Material for this task start
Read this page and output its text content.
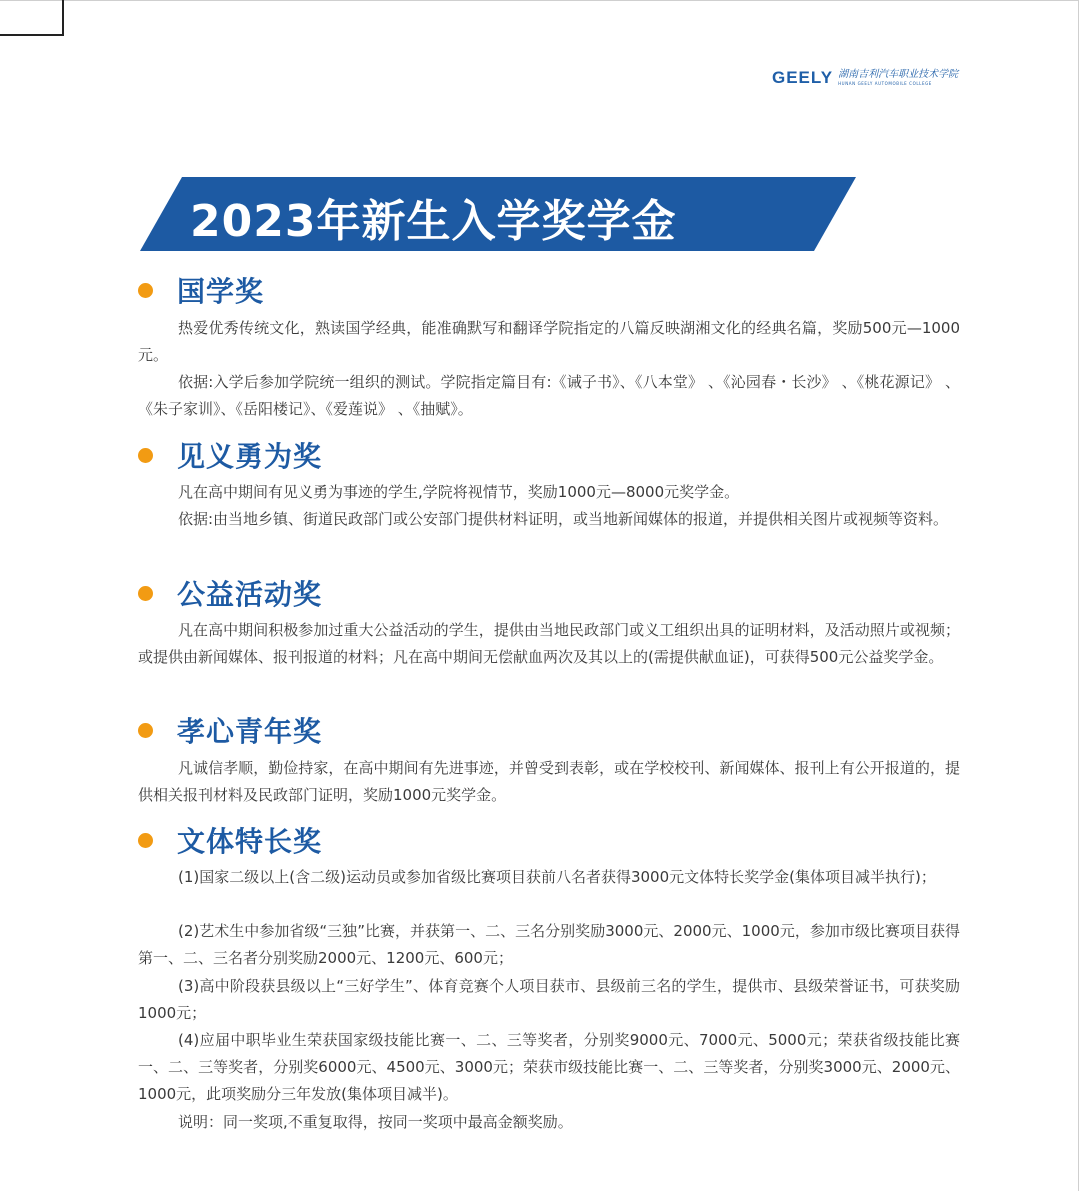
GEELY 湖南吉利汽车职业技术学院
HUNAN GEELY AUTOMOBILE COLLEGE
2023年新生入学奖学金
国学奖

热爱优秀传统文化，熟读国学经典，能准确默写和翻译学院指定的八篇反映湖湘文化的经典名篇，奖励500元—1000元。

依据:入学后参加学院统一组织的测试。学院指定篇目有:《诫子书》、《八本堂》 、《沁园春・长沙》 、《桃花源记》 、《朱子家训》、《岳阳楼记》、《爱莲说》 、《抽赋》。

见义勇为奖

凡在高中期间有见义勇为事迹的学生,学院将视情节，奖励1000元—8000元奖学金。

依据:由当地乡镇、街道民政部门或公安部门提供材料证明，或当地新闻媒体的报道，并提供相关图片或视频等资料。

公益活动奖

凡在高中期间积极参加过重大公益活动的学生，提供由当地民政部门或义工组织出具的证明材料，及活动照片或视频；或提供由新闻媒体、报刊报道的材料；凡在高中期间无偿献血两次及其以上的(需提供献血证)，可获得500元公益奖学金。

孝心青年奖

凡诚信孝顺，勤俭持家，在高中期间有先进事迹，并曾受到表彰，或在学校校刊、新闻媒体、报刊上有公开报道的，提供相关报刊材料及民政部门证明，奖励1000元奖学金。

文体特长奖

(1)国家二级以上(含二级)运动员或参加省级比赛项目获前八名者获得3000元文体特长奖学金(集体项目减半执行)；

(2)艺术生中参加省级“三独”比赛，并获第一、二、三名分别奖励3000元、2000元、1000元，参加市级比赛项目获得第一、二、三名者分别奖励2000元、1200元、600元；

(3)高中阶段获县级以上“三好学生”、体育竞赛个人项目获市、县级前三名的学生，提供市、县级荣誉证书，可获奖励1000元；

(4)应届中职毕业生荣获国家级技能比赛一、二、三等奖者，分别奖9000元、7000元、5000元；荣获省级技能比赛一、二、三等奖者，分别奖6000元、4500元、3000元；荣获市级技能比赛一、二、三等奖者，分别奖3000元、2000元、1000元，此项奖励分三年发放(集体项目减半)。

说明：同一奖项,不重复取得，按同一奖项中最高金额奖励。
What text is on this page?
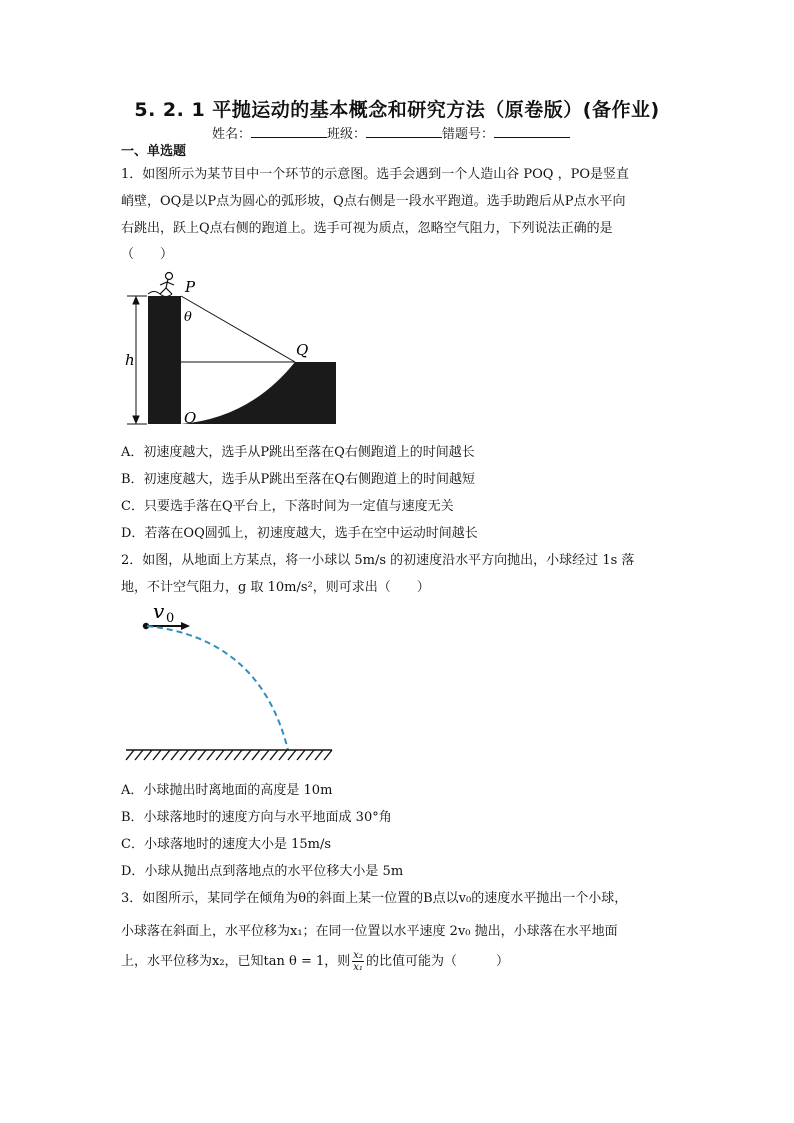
5. 2. 1 平抛运动的基本概念和研究方法（原卷版）(备作业)
姓名：	班级：	错题号：
一、单选题
1．如图所示为某节目中一个环节的示意图。选手会遇到一个人造山谷 POQ ，PO是竖直
峭壁，OQ是以P点为圆心的弧形坡，Q点右侧是一段水平跑道。选手助跑后从P点水平向
右跳出，跃上Q点右侧的跑道上。选手可视为质点，忽略空气阻力，下列说法正确的是
（　　）
P
θ
Q
h
O
A．初速度越大，选手从P跳出至落在Q右侧跑道上的时间越长
B．初速度越大，选手从P跳出至落在Q右侧跑道上的时间越短
C．只要选手落在Q平台上，下落时间为一定值与速度无关
D．若落在OQ圆弧上，初速度越大，选手在空中运动时间越长
2．如图，从地面上方某点，将一小球以 5m/s 的初速度沿水平方向抛出，小球经过 1s 落
地，不计空气阻力，g 取 10m/s²，则可求出（　　）
v 0
A．小球抛出时离地面的高度是 10m
B．小球落地时的速度方向与水平地面成 30°角
C．小球落地时的速度大小是 15m/s
D．小球从抛出点到落地点的水平位移大小是 5m
3．如图所示，某同学在倾角为θ的斜面上某一位置的B点以v₀的速度水平抛出一个小球，
小球落在斜面上，水平位移为x₁；在同一位置以水平速度 2v₀ 抛出，小球落在水平地面
上，水平位移为x₂，已知tan θ = 1，则 $\frac{\text{x₂}}{\text{x₁}}$ 的比值可能为（　　　）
Material for this task end
Goal: Nothing but the lines from the one holding "What text is on this page?" to the end of the entries above should be echoed, exactly and with both ends included; omit the pictures.

Answer to this exercise:
What text is on this page?
5. 2. 1 平抛运动的基本概念和研究方法（原卷版）(备作业)
姓名：	班级：	错题号：
一、单选题
1．如图所示为某节目中一个环节的示意图。选手会遇到一个人造山谷 POQ ，PO是竖直
峭壁，OQ是以P点为圆心的弧形坡，Q点右侧是一段水平跑道。选手助跑后从P点水平向
右跳出，跃上Q点右侧的跑道上。选手可视为质点，忽略空气阻力，下列说法正确的是
（　　）
P
θ
Q
h
O
A．初速度越大，选手从P跳出至落在Q右侧跑道上的时间越长
B．初速度越大，选手从P跳出至落在Q右侧跑道上的时间越短
C．只要选手落在Q平台上，下落时间为一定值与速度无关
D．若落在OQ圆弧上，初速度越大，选手在空中运动时间越长
2．如图，从地面上方某点，将一小球以 5m/s 的初速度沿水平方向抛出，小球经过 1s 落
地，不计空气阻力，g 取 10m/s²，则可求出（　　）
v 0
A．小球抛出时离地面的高度是 10m
B．小球落地时的速度方向与水平地面成 30°角
C．小球落地时的速度大小是 15m/s
D．小球从抛出点到落地点的水平位移大小是 5m
3．如图所示，某同学在倾角为θ的斜面上某一位置的B点以v₀的速度水平抛出一个小球，
小球落在斜面上，水平位移为x₁；在同一位置以水平速度 2v₀ 抛出，小球落在水平地面
上，水平位移为x₂，已知tan θ = 1，则 $\frac{\text{x₂}}{\text{x₁}}$ 的比值可能为（　　　）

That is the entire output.